++++ Records for this exercise ++++

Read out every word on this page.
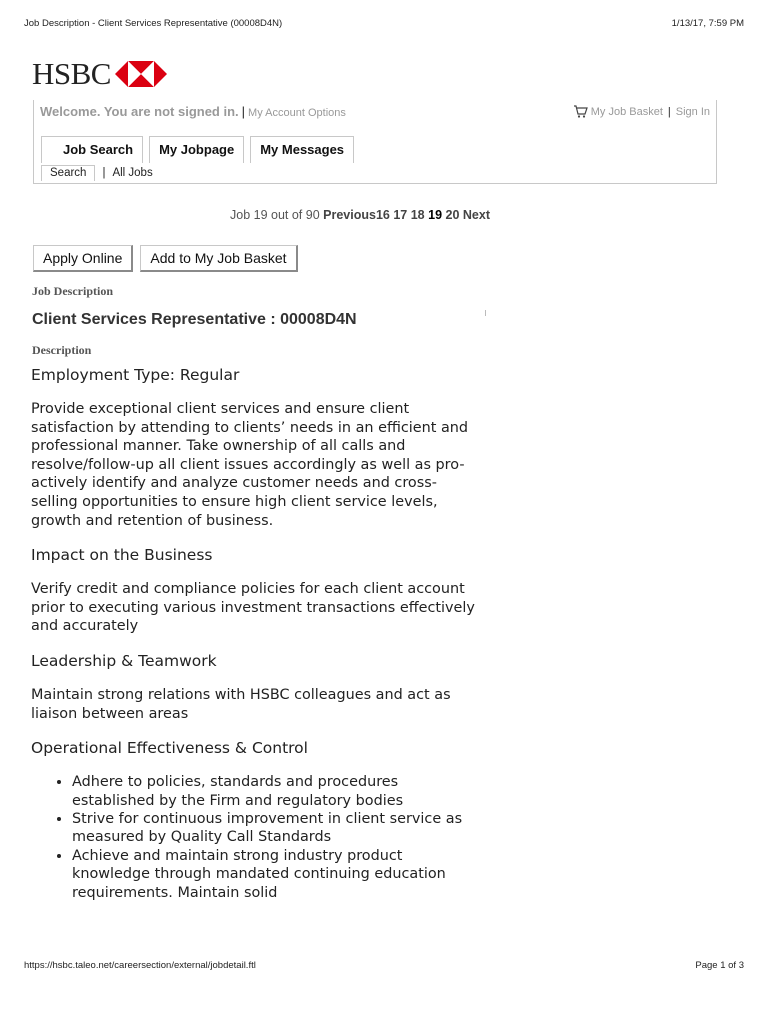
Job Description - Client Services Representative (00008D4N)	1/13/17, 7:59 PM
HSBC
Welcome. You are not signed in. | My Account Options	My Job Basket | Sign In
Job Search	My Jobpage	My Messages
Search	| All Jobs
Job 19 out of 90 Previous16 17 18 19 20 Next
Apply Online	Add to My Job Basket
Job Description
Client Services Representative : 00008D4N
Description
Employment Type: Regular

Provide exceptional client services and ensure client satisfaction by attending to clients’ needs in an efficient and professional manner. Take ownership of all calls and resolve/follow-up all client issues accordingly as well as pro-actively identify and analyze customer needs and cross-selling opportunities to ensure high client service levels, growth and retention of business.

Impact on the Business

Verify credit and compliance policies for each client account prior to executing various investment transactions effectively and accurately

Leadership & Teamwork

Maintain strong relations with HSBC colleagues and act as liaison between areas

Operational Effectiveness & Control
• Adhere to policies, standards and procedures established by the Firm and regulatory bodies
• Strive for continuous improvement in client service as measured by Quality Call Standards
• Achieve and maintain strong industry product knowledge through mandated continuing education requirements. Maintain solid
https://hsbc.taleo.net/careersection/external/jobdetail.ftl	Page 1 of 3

++++

The problem ▸ Give only the number of lines in the entries above that contain the string "strong".

Output for this task ▸ 2